Write out each line exactly as given. Leave the pictures out of your copy.
-- Start of DATASET RECORDS --
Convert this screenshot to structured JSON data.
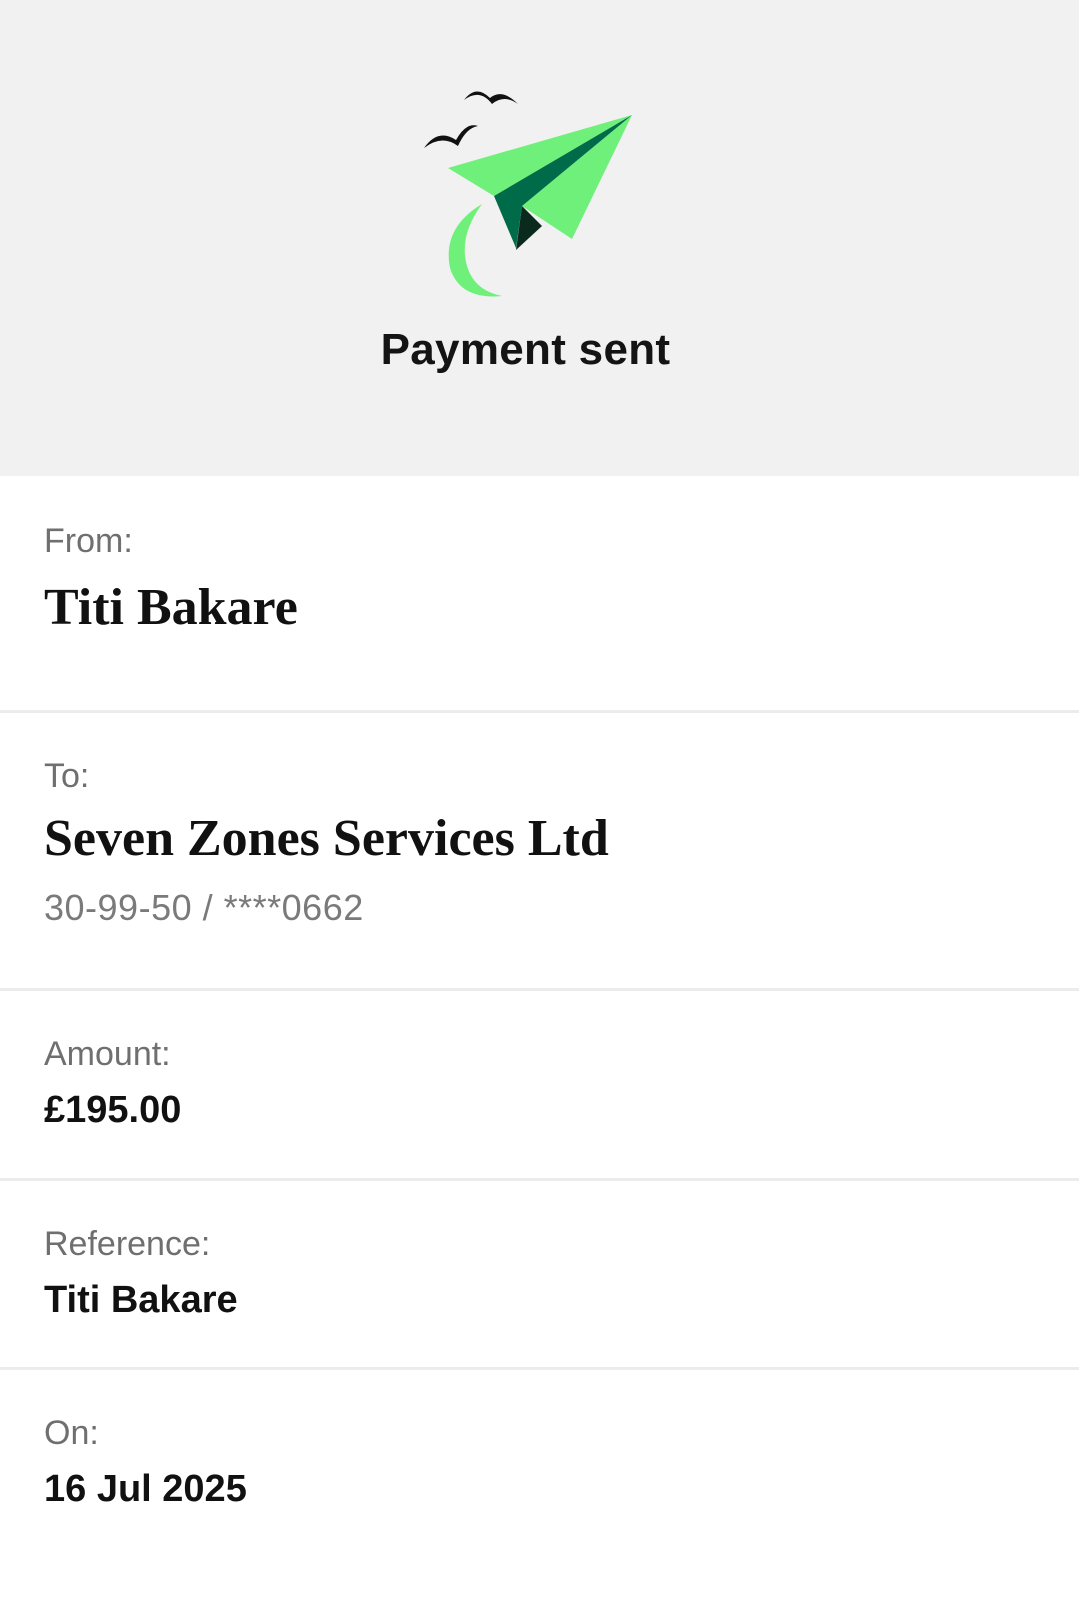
{
  "header": {
    "title": "Payment sent",
    "illustration": "paper-plane-sent-icon",
    "colors": {
      "background": "#f1f1f1",
      "plane_light": "#6ff07a",
      "plane_dark": "#006b49",
      "birds": "#111111"
    }
  },
  "details": {
    "from": {
      "label": "From:",
      "value": "Titi Bakare"
    },
    "to": {
      "label": "To:",
      "value": "Seven Zones Services Ltd",
      "account": "30-99-50 / ****0662"
    },
    "amount": {
      "label": "Amount:",
      "value": "£195.00"
    },
    "reference": {
      "label": "Reference:",
      "value": "Titi Bakare"
    },
    "on": {
      "label": "On:",
      "value": "16 Jul 2025"
    }
  }
}
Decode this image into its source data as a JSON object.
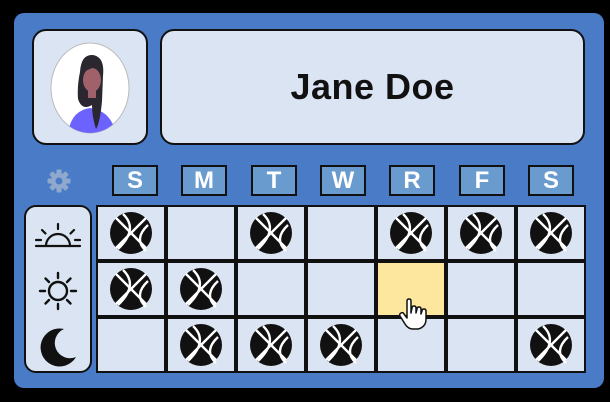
{
  "profile": {
    "name": "Jane Doe",
    "avatar_icon": "woman-avatar-icon"
  },
  "settings": {
    "icon": "gear-icon"
  },
  "days": [
    "S",
    "M",
    "T",
    "W",
    "R",
    "F",
    "S"
  ],
  "periods": [
    {
      "name": "morning",
      "icon": "sunrise-icon"
    },
    {
      "name": "midday",
      "icon": "sun-icon"
    },
    {
      "name": "night",
      "icon": "moon-icon"
    }
  ],
  "schedule": [
    [
      true,
      false,
      true,
      false,
      true,
      true,
      true
    ],
    [
      true,
      true,
      false,
      false,
      false,
      false,
      false
    ],
    [
      false,
      true,
      true,
      true,
      false,
      false,
      true
    ]
  ],
  "activity_icon": "basketball-icon",
  "hovered_cell": {
    "row": 1,
    "col": 4
  },
  "colors": {
    "frame": "#4a7bc7",
    "cell": "#dbe4f2",
    "day_header": "#6a9bcf",
    "hover": "#fde69e"
  }
}
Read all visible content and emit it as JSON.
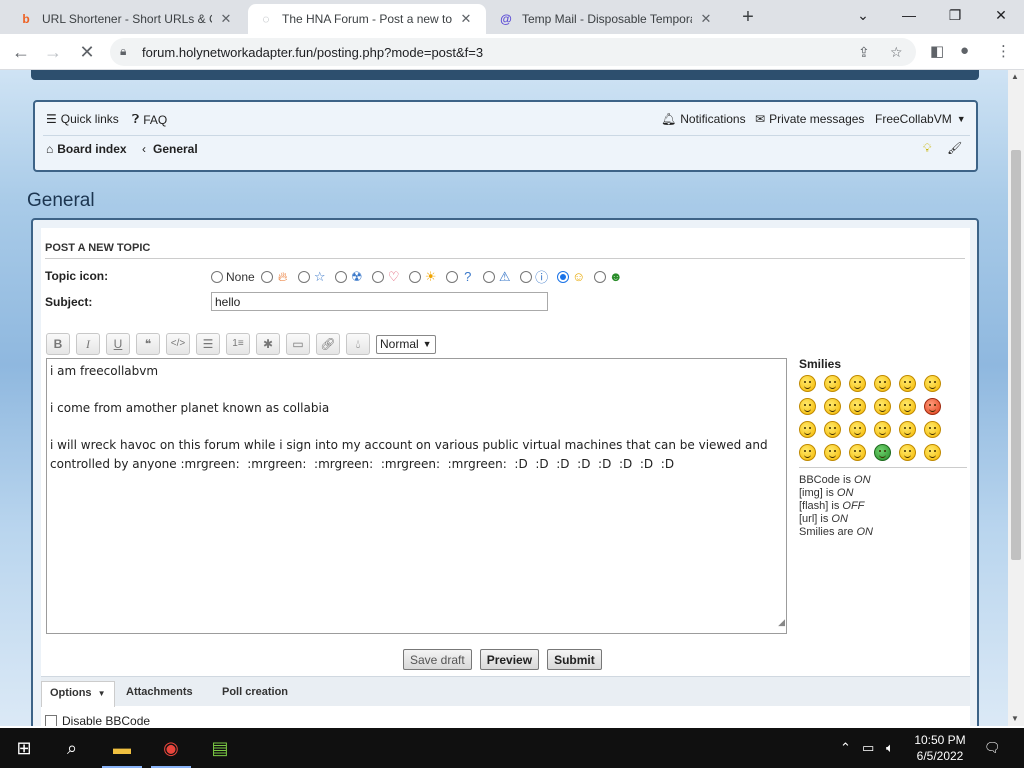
{
  "browser": {
    "tabs": [
      {
        "title": "URL Shortener - Short URLs & Cu",
        "icon": "bitly-icon"
      },
      {
        "title": "The HNA Forum - Post a new top",
        "icon": "loading-spinner-icon"
      },
      {
        "title": "Temp Mail - Disposable Tempora",
        "icon": "at-sign-icon"
      }
    ],
    "url": "forum.holynetworkadapter.fun/posting.php?mode=post&f=3"
  },
  "navbar": {
    "quick_links": "Quick links",
    "faq": "FAQ",
    "notifications": "Notifications",
    "private_messages": "Private messages",
    "username": "FreeCollabVM",
    "board_index": "Board index",
    "breadcrumb_current": "General"
  },
  "forum_title": "General",
  "post": {
    "heading": "POST A NEW TOPIC",
    "topic_icon_label": "Topic icon:",
    "topic_icon_none": "None",
    "subject_label": "Subject:",
    "subject_value": "hello",
    "font_size_select": "Normal",
    "message_lines": [
      "i am freecollabvm",
      "",
      "i come from amother planet known as collabia",
      "",
      "i will wreck havoc on this forum while i sign into my account on various public virtual machines that can be viewed and",
      "controlled by anyone :mrgreen:  :mrgreen:  :mrgreen:  :mrgreen:  :mrgreen:  :D  :D  :D  :D  :D  :D  :D  :D"
    ]
  },
  "smilies": {
    "title": "Smilies",
    "bbcode_status": [
      {
        "label": "BBCode is ",
        "value": "ON"
      },
      {
        "label": "[img] is ",
        "value": "ON"
      },
      {
        "label": "[flash] is ",
        "value": "OFF"
      },
      {
        "label": "[url] is ",
        "value": "ON"
      },
      {
        "label": "Smilies are ",
        "value": "ON"
      }
    ]
  },
  "buttons": {
    "save_draft": "Save draft",
    "preview": "Preview",
    "submit": "Submit"
  },
  "option_tabs": {
    "options": "Options",
    "attachments": "Attachments",
    "poll_creation": "Poll creation"
  },
  "disable_bbcode": "Disable BBCode",
  "taskbar": {
    "time": "10:50 PM",
    "date": "6/5/2022"
  }
}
-- End of DATASET RECORDS --
RESPONSE TO THIS TASK →
Convert this screenshot to structured JSON data.
{
  "header": {
    "title": "Payment sent",
    "illustration": "paper-plane-sent-icon",
    "colors": {
      "background": "#f1f1f1",
      "plane_light": "#6ff07a",
      "plane_dark": "#006b49",
      "birds": "#111111"
    }
  },
  "details": {
    "from": {
      "label": "From:",
      "value": "Titi Bakare"
    },
    "to": {
      "label": "To:",
      "value": "Seven Zones Services Ltd",
      "account": "30-99-50 / ****0662"
    },
    "amount": {
      "label": "Amount:",
      "value": "£195.00"
    },
    "reference": {
      "label": "Reference:",
      "value": "Titi Bakare"
    },
    "on": {
      "label": "On:",
      "value": "16 Jul 2025"
    }
  }
}
Decode this image into its source data as a JSON object.
{
  "profile": {
    "name": "Jane Doe",
    "avatar_icon": "woman-avatar-icon"
  },
  "settings": {
    "icon": "gear-icon"
  },
  "days": [
    "S",
    "M",
    "T",
    "W",
    "R",
    "F",
    "S"
  ],
  "periods": [
    {
      "name": "morning",
      "icon": "sunrise-icon"
    },
    {
      "name": "midday",
      "icon": "sun-icon"
    },
    {
      "name": "night",
      "icon": "moon-icon"
    }
  ],
  "schedule": [
    [
      true,
      false,
      true,
      false,
      true,
      true,
      true
    ],
    [
      true,
      true,
      false,
      false,
      false,
      false,
      false
    ],
    [
      false,
      true,
      true,
      true,
      false,
      false,
      true
    ]
  ],
  "activity_icon": "basketball-icon",
  "hovered_cell": {
    "row": 1,
    "col": 4
  },
  "colors": {
    "frame": "#4a7bc7",
    "cell": "#dbe4f2",
    "day_header": "#6a9bcf",
    "hover": "#fde69e"
  }
}
Read all visible content and emit it as JSON.
{
  "browser": {
    "tabs": [
      {
        "title": "URL Shortener - Short URLs & Cu",
        "icon": "bitly-icon"
      },
      {
        "title": "The HNA Forum - Post a new top",
        "icon": "loading-spinner-icon"
      },
      {
        "title": "Temp Mail - Disposable Tempora",
        "icon": "at-sign-icon"
      }
    ],
    "url": "forum.holynetworkadapter.fun/posting.php?mode=post&f=3"
  },
  "navbar": {
    "quick_links": "Quick links",
    "faq": "FAQ",
    "notifications": "Notifications",
    "private_messages": "Private messages",
    "username": "FreeCollabVM",
    "board_index": "Board index",
    "breadcrumb_current": "General"
  },
  "forum_title": "General",
  "post": {
    "heading": "POST A NEW TOPIC",
    "topic_icon_label": "Topic icon:",
    "topic_icon_none": "None",
    "subject_label": "Subject:",
    "subject_value": "hello",
    "font_size_select": "Normal",
    "message_lines": [
      "i am freecollabvm",
      "",
      "i come from amother planet known as collabia",
      "",
      "i will wreck havoc on this forum while i sign into my account on various public virtual machines that can be viewed and",
      "controlled by anyone :mrgreen:  :mrgreen:  :mrgreen:  :mrgreen:  :mrgreen:  :D  :D  :D  :D  :D  :D  :D  :D"
    ]
  },
  "smilies": {
    "title": "Smilies",
    "bbcode_status": [
      {
        "label": "BBCode is ",
        "value": "ON"
      },
      {
        "label": "[img] is ",
        "value": "ON"
      },
      {
        "label": "[flash] is ",
        "value": "OFF"
      },
      {
        "label": "[url] is ",
        "value": "ON"
      },
      {
        "label": "Smilies are ",
        "value": "ON"
      }
    ]
  },
  "buttons": {
    "save_draft": "Save draft",
    "preview": "Preview",
    "submit": "Submit"
  },
  "option_tabs": {
    "options": "Options",
    "attachments": "Attachments",
    "poll_creation": "Poll creation"
  },
  "disable_bbcode": "Disable BBCode",
  "taskbar": {
    "time": "10:50 PM",
    "date": "6/5/2022"
  }
}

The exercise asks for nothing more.